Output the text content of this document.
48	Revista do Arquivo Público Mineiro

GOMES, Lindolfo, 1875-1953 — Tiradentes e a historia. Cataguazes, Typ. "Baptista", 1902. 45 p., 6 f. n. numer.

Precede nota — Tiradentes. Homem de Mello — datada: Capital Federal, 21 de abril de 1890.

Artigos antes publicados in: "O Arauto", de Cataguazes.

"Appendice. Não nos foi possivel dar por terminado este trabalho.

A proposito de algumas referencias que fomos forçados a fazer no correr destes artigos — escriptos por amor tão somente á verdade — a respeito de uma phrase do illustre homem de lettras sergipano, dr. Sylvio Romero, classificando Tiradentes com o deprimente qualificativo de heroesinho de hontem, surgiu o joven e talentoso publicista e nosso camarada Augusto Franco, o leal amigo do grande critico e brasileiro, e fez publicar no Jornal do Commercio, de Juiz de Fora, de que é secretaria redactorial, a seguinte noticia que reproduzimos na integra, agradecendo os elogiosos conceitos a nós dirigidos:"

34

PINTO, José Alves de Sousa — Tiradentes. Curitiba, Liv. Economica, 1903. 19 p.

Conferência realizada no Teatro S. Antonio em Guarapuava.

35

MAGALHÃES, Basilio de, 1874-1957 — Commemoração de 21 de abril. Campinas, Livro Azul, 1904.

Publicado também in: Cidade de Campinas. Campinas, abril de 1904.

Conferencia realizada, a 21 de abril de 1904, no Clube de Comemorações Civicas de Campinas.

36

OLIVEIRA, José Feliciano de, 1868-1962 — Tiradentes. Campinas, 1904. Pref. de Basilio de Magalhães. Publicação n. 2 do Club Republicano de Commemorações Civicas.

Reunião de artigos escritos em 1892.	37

........

▶ _Problem details_
Output the whole listing above again, word for word.

▶ _Correct result_
Output the text content of this document.
48	Revista do Arquivo Público Mineiro

GOMES, Lindolfo, 1875-1953 — Tiradentes e a historia. Cataguazes, Typ. "Baptista", 1902. 45 p., 6 f. n. numer.

Precede nota — Tiradentes. Homem de Mello — datada: Capital Federal, 21 de abril de 1890.

Artigos antes publicados in: "O Arauto", de Cataguazes.

"Appendice. Não nos foi possivel dar por terminado este trabalho.

A proposito de algumas referencias que fomos forçados a fazer no correr destes artigos — escriptos por amor tão somente á verdade — a respeito de uma phrase do illustre homem de lettras sergipano, dr. Sylvio Romero, classificando Tiradentes com o deprimente qualificativo de heroesinho de hontem, surgiu o joven e talentoso publicista e nosso camarada Augusto Franco, o leal amigo do grande critico e brasileiro, e fez publicar no Jornal do Commercio, de Juiz de Fora, de que é secretaria redactorial, a seguinte noticia que reproduzimos na integra, agradecendo os elogiosos conceitos a nós dirigidos:"

34

PINTO, José Alves de Sousa — Tiradentes. Curitiba, Liv. Economica, 1903. 19 p.

Conferência realizada no Teatro S. Antonio em Guarapuava.

35

MAGALHÃES, Basilio de, 1874-1957 — Commemoração de 21 de abril. Campinas, Livro Azul, 1904.

Publicado também in: Cidade de Campinas. Campinas, abril de 1904.

Conferencia realizada, a 21 de abril de 1904, no Clube de Comemorações Civicas de Campinas.

36

OLIVEIRA, José Feliciano de, 1868-1962 — Tiradentes. Campinas, 1904. Pref. de Basilio de Magalhães. Publicação n. 2 do Club Republicano de Commemorações Civicas.

Reunião de artigos escritos em 1892.	37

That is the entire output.